__EXERCISE OBJECTIVE__.
In your copy, leave out the pictures; write out all the data exactly.

__DATA LISTING__.
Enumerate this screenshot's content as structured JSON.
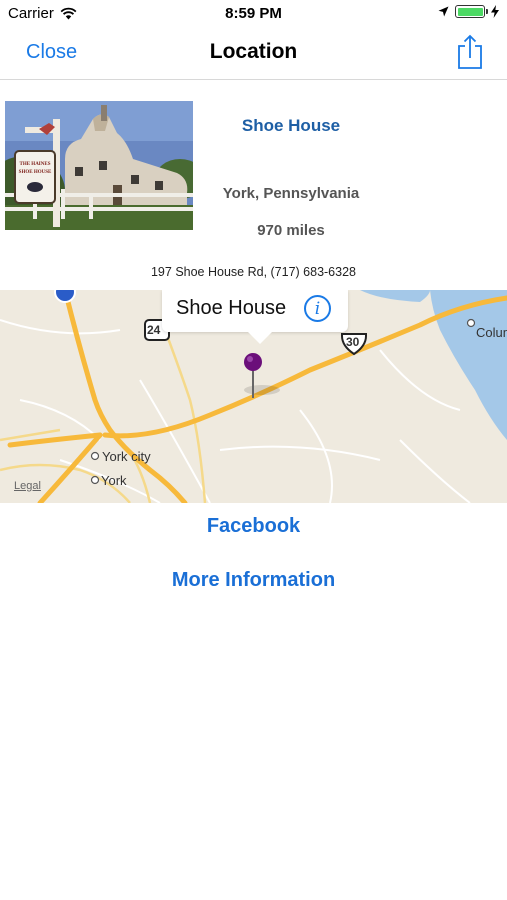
{
  "status_bar": {
    "carrier": "Carrier",
    "time": "8:59 PM",
    "battery_level": 1.0
  },
  "nav": {
    "close_label": "Close",
    "title": "Location",
    "share_icon": "share-icon"
  },
  "place": {
    "name": "Shoe House",
    "city": "York, Pennsylvania",
    "distance": "970 miles",
    "address": "197 Shoe House Rd, (717) 683-6328",
    "sign_text_1": "THE HAINES",
    "sign_text_2": "SHOE HOUSE"
  },
  "map": {
    "callout_title": "Shoe House",
    "callout_info_glyph": "i",
    "labels": {
      "york_city": "York city",
      "york": "York",
      "columbia": "Colum",
      "route_30": "30",
      "route_24": "24"
    },
    "legal": "Legal",
    "pin_color": "#6b0f7a"
  },
  "links": {
    "facebook": "Facebook",
    "more_information": "More Information"
  },
  "colors": {
    "accent": "#1a7ae6",
    "name": "#1e5fa5"
  }
}
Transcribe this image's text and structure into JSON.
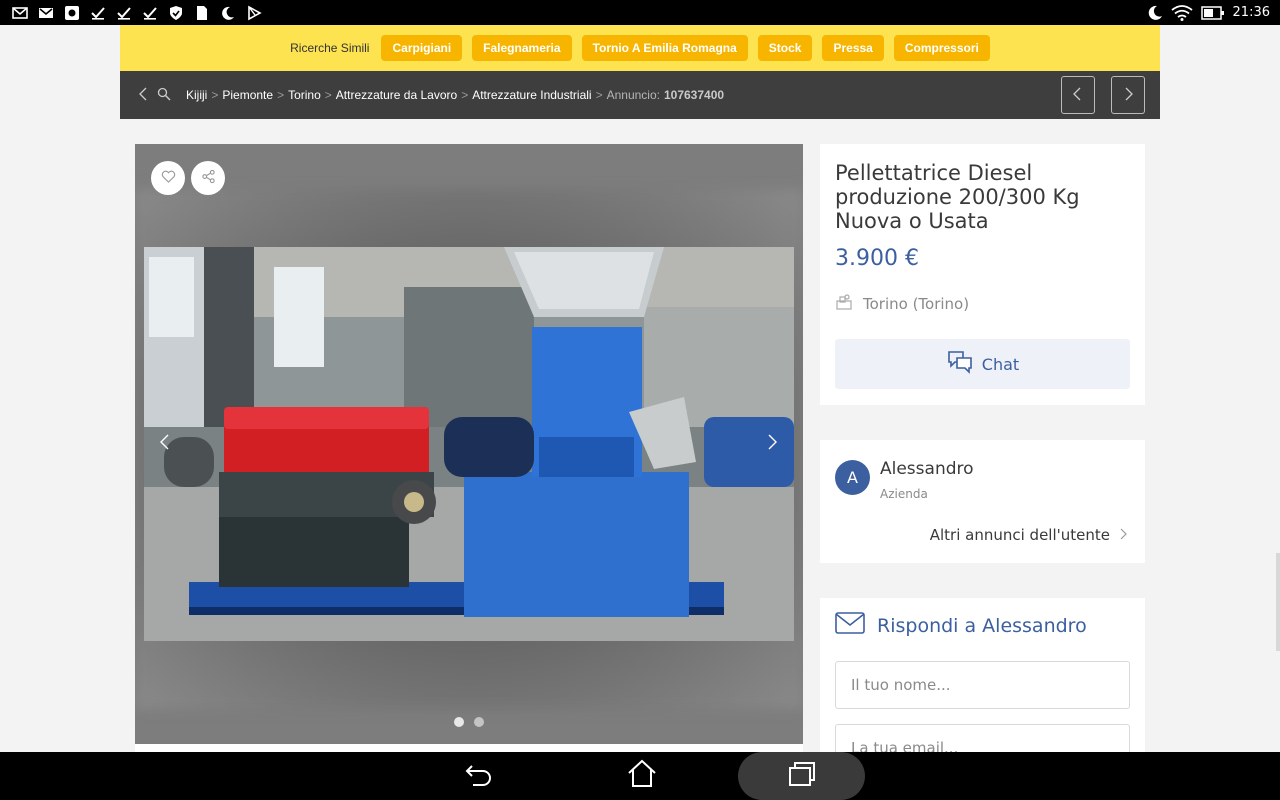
{
  "status_bar": {
    "time": "21:36",
    "icons": [
      "mail-icon",
      "gmail-icon",
      "photo-icon",
      "check-icon",
      "check-icon",
      "check-icon",
      "shield-icon",
      "file-icon",
      "moon-icon",
      "play-store-icon"
    ],
    "right_icons": [
      "do-not-disturb-icon",
      "wifi-icon",
      "battery-icon"
    ]
  },
  "similar_searches": {
    "label": "Ricerche Simili",
    "chips": [
      "Carpigiani",
      "Falegnameria",
      "Tornio A Emilia Romagna",
      "Stock",
      "Pressa",
      "Compressori"
    ]
  },
  "breadcrumb": {
    "items": [
      "Kijiji",
      "Piemonte",
      "Torino",
      "Attrezzature da Lavoro",
      "Attrezzature Industriali"
    ],
    "ad_label": "Annuncio:",
    "ad_number": "107637400"
  },
  "gallery": {
    "favorite_icon": "heart-icon",
    "share_icon": "share-icon",
    "image_count": 2,
    "current_image": 1
  },
  "ad": {
    "title": "Pellettatrice Diesel produzione 200/300 Kg Nuova o Usata",
    "price": "3.900 €",
    "location": "Torino (Torino)",
    "chat_label": "Chat"
  },
  "seller": {
    "initial": "A",
    "name": "Alessandro",
    "type": "Azienda",
    "other_ads": "Altri annunci dell'utente"
  },
  "reply": {
    "title": "Rispondi a Alessandro",
    "name_placeholder": "Il tuo nome...",
    "email_placeholder": "La tua email..."
  },
  "colors": {
    "yellow_bar": "#fde350",
    "chip": "#f7b500",
    "dark_bar": "#3e3e3e",
    "accent_blue": "#3c5fa0"
  }
}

__WORKED ANSWER__.
Enumerate this screenshot's content as structured JSON.
{
  "status_bar": {
    "carrier": "Carrier",
    "time": "8:59 PM",
    "battery_level": 1.0
  },
  "nav": {
    "close_label": "Close",
    "title": "Location",
    "share_icon": "share-icon"
  },
  "place": {
    "name": "Shoe House",
    "city": "York, Pennsylvania",
    "distance": "970 miles",
    "address": "197 Shoe House Rd, (717) 683-6328",
    "sign_text_1": "THE HAINES",
    "sign_text_2": "SHOE HOUSE"
  },
  "map": {
    "callout_title": "Shoe House",
    "callout_info_glyph": "i",
    "labels": {
      "york_city": "York city",
      "york": "York",
      "columbia": "Colum",
      "route_30": "30",
      "route_24": "24"
    },
    "legal": "Legal",
    "pin_color": "#6b0f7a"
  },
  "links": {
    "facebook": "Facebook",
    "more_information": "More Information"
  },
  "colors": {
    "accent": "#1a7ae6",
    "name": "#1e5fa5"
  }
}
Transcribe this image's text and structure into JSON.
{
  "status_bar": {
    "time": "21:36",
    "icons": [
      "mail-icon",
      "gmail-icon",
      "photo-icon",
      "check-icon",
      "check-icon",
      "check-icon",
      "shield-icon",
      "file-icon",
      "moon-icon",
      "play-store-icon"
    ],
    "right_icons": [
      "do-not-disturb-icon",
      "wifi-icon",
      "battery-icon"
    ]
  },
  "similar_searches": {
    "label": "Ricerche Simili",
    "chips": [
      "Carpigiani",
      "Falegnameria",
      "Tornio A Emilia Romagna",
      "Stock",
      "Pressa",
      "Compressori"
    ]
  },
  "breadcrumb": {
    "items": [
      "Kijiji",
      "Piemonte",
      "Torino",
      "Attrezzature da Lavoro",
      "Attrezzature Industriali"
    ],
    "ad_label": "Annuncio:",
    "ad_number": "107637400"
  },
  "gallery": {
    "favorite_icon": "heart-icon",
    "share_icon": "share-icon",
    "image_count": 2,
    "current_image": 1
  },
  "ad": {
    "title": "Pellettatrice Diesel produzione 200/300 Kg Nuova o Usata",
    "price": "3.900 €",
    "location": "Torino (Torino)",
    "chat_label": "Chat"
  },
  "seller": {
    "initial": "A",
    "name": "Alessandro",
    "type": "Azienda",
    "other_ads": "Altri annunci dell'utente"
  },
  "reply": {
    "title": "Rispondi a Alessandro",
    "name_placeholder": "Il tuo nome...",
    "email_placeholder": "La tua email..."
  },
  "colors": {
    "yellow_bar": "#fde350",
    "chip": "#f7b500",
    "dark_bar": "#3e3e3e",
    "accent_blue": "#3c5fa0"
  }
}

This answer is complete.